> [Task prompt]
All of the data goes into your copy exactly as written. Images do not.

> [Extracted information]

::::::::::

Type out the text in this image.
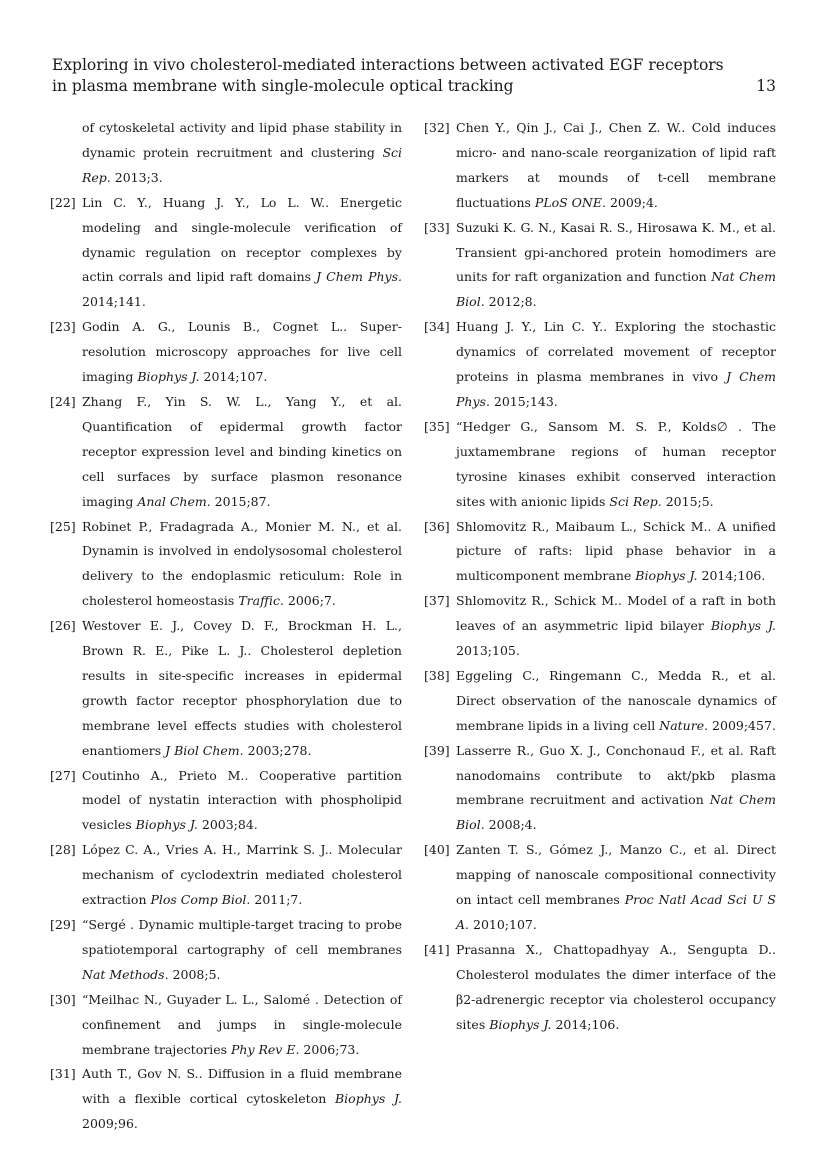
Exploring in vivo cholesterol-mediated interactions between activated EGF receptors in plasma membrane with single-molecule optical tracking	13
of cytoskeletal activity and lipid phase stability in dynamic protein recruitment and clustering Sci Rep. 2013;3.
[22] Lin C. Y., Huang J. Y., Lo L. W.. Energetic modeling and single-molecule verification of dynamic regulation on receptor complexes by actin corrals and lipid raft domains J Chem Phys. 2014;141.
[23] Godin A. G., Lounis B., Cognet L.. Super-resolution microscopy approaches for live cell imaging Biophys J. 2014;107.
[24] Zhang F., Yin S. W. L., Yang Y., et al. Quantification of epidermal growth factor receptor expression level and binding kinetics on cell surfaces by surface plasmon resonance imaging Anal Chem. 2015;87.
[25] Robinet P., Fradagrada A., Monier M. N., et al. Dynamin is involved in endolysosomal cholesterol delivery to the endoplasmic reticulum: Role in cholesterol homeostasis Traffic. 2006;7.
[26] Westover E. J., Covey D. F., Brockman H. L., Brown R. E., Pike L. J.. Cholesterol depletion results in site-specific increases in epidermal growth factor receptor phosphorylation due to membrane level effects studies with cholesterol enantiomers J Biol Chem. 2003;278.
[27] Coutinho A., Prieto M.. Cooperative partition model of nystatin interaction with phospholipid vesicles Biophys J. 2003;84.
[28] López C. A., Vries A. H., Marrink S. J.. Molecular mechanism of cyclodextrin mediated cholesterol extraction Plos Comp Biol. 2011;7.
[29] “Sergé . Dynamic multiple-target tracing to probe spatiotemporal cartography of cell membranes Nat Methods. 2008;5.
[30] “Meilhac N., Guyader L. L., Salomé . Detection of confinement and jumps in single-molecule membrane trajectories Phy Rev E. 2006;73.
[31] Auth T., Gov N. S.. Diffusion in a fluid membrane with a flexible cortical cytoskeleton Biophys J. 2009;96.
[32] Chen Y., Qin J., Cai J., Chen Z. W.. Cold induces micro- and nano-scale reorganization of lipid raft markers at mounds of t-cell membrane fluctuations PLoS ONE. 2009;4.
[33] Suzuki K. G. N., Kasai R. S., Hirosawa K. M., et al. Transient gpi-anchored protein homodimers are units for raft organization and function Nat Chem Biol. 2012;8.
[34] Huang J. Y., Lin C. Y.. Exploring the stochastic dynamics of correlated movement of receptor proteins in plasma membranes in vivo J Chem Phys. 2015;143.
[35] “Hedger G., Sansom M. S. P., Kolds∅ . The juxtamembrane regions of human receptor tyrosine kinases exhibit conserved interaction sites with anionic lipids Sci Rep. 2015;5.
[36] Shlomovitz R., Maibaum L., Schick M.. A unified picture of rafts: lipid phase behavior in a multicomponent membrane Biophys J. 2014;106.
[37] Shlomovitz R., Schick M.. Model of a raft in both leaves of an asymmetric lipid bilayer Biophys J. 2013;105.
[38] Eggeling C., Ringemann C., Medda R., et al. Direct observation of the nanoscale dynamics of membrane lipids in a living cell Nature. 2009;457.
[39] Lasserre R., Guo X. J., Conchonaud F., et al. Raft nanodomains contribute to akt/pkb plasma membrane recruitment and activation Nat Chem Biol. 2008;4.
[40] Zanten T. S., Gómez J., Manzo C., et al. Direct mapping of nanoscale compositional connectivity on intact cell membranes Proc Natl Acad Sci U S A. 2010;107.
[41] Prasanna X., Chattopadhyay A., Sengupta D.. Cholesterol modulates the dimer interface of the β2-adrenergic receptor via cholesterol occupancy sites Biophys J. 2014;106.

::::::::::

> [Task answer]
Type out the text in this image.
Exploring in vivo cholesterol-mediated interactions between activated EGF receptors in plasma membrane with single-molecule optical tracking	13
of cytoskeletal activity and lipid phase stability in dynamic protein recruitment and clustering Sci Rep. 2013;3.
[22] Lin C. Y., Huang J. Y., Lo L. W.. Energetic modeling and single-molecule verification of dynamic regulation on receptor complexes by actin corrals and lipid raft domains J Chem Phys. 2014;141.
[23] Godin A. G., Lounis B., Cognet L.. Super-resolution microscopy approaches for live cell imaging Biophys J. 2014;107.
[24] Zhang F., Yin S. W. L., Yang Y., et al. Quantification of epidermal growth factor receptor expression level and binding kinetics on cell surfaces by surface plasmon resonance imaging Anal Chem. 2015;87.
[25] Robinet P., Fradagrada A., Monier M. N., et al. Dynamin is involved in endolysosomal cholesterol delivery to the endoplasmic reticulum: Role in cholesterol homeostasis Traffic. 2006;7.
[26] Westover E. J., Covey D. F., Brockman H. L., Brown R. E., Pike L. J.. Cholesterol depletion results in site-specific increases in epidermal growth factor receptor phosphorylation due to membrane level effects studies with cholesterol enantiomers J Biol Chem. 2003;278.
[27] Coutinho A., Prieto M.. Cooperative partition model of nystatin interaction with phospholipid vesicles Biophys J. 2003;84.
[28] López C. A., Vries A. H., Marrink S. J.. Molecular mechanism of cyclodextrin mediated cholesterol extraction Plos Comp Biol. 2011;7.
[29] “Sergé . Dynamic multiple-target tracing to probe spatiotemporal cartography of cell membranes Nat Methods. 2008;5.
[30] “Meilhac N., Guyader L. L., Salomé . Detection of confinement and jumps in single-molecule membrane trajectories Phy Rev E. 2006;73.
[31] Auth T., Gov N. S.. Diffusion in a fluid membrane with a flexible cortical cytoskeleton Biophys J. 2009;96.
[32] Chen Y., Qin J., Cai J., Chen Z. W.. Cold induces micro- and nano-scale reorganization of lipid raft markers at mounds of t-cell membrane fluctuations PLoS ONE. 2009;4.
[33] Suzuki K. G. N., Kasai R. S., Hirosawa K. M., et al. Transient gpi-anchored protein homodimers are units for raft organization and function Nat Chem Biol. 2012;8.
[34] Huang J. Y., Lin C. Y.. Exploring the stochastic dynamics of correlated movement of receptor proteins in plasma membranes in vivo J Chem Phys. 2015;143.
[35] “Hedger G., Sansom M. S. P., Kolds∅ . The juxtamembrane regions of human receptor tyrosine kinases exhibit conserved interaction sites with anionic lipids Sci Rep. 2015;5.
[36] Shlomovitz R., Maibaum L., Schick M.. A unified picture of rafts: lipid phase behavior in a multicomponent membrane Biophys J. 2014;106.
[37] Shlomovitz R., Schick M.. Model of a raft in both leaves of an asymmetric lipid bilayer Biophys J. 2013;105.
[38] Eggeling C., Ringemann C., Medda R., et al. Direct observation of the nanoscale dynamics of membrane lipids in a living cell Nature. 2009;457.
[39] Lasserre R., Guo X. J., Conchonaud F., et al. Raft nanodomains contribute to akt/pkb plasma membrane recruitment and activation Nat Chem Biol. 2008;4.
[40] Zanten T. S., Gómez J., Manzo C., et al. Direct mapping of nanoscale compositional connectivity on intact cell membranes Proc Natl Acad Sci U S A. 2010;107.
[41] Prasanna X., Chattopadhyay A., Sengupta D.. Cholesterol modulates the dimer interface of the β2-adrenergic receptor via cholesterol occupancy sites Biophys J. 2014;106.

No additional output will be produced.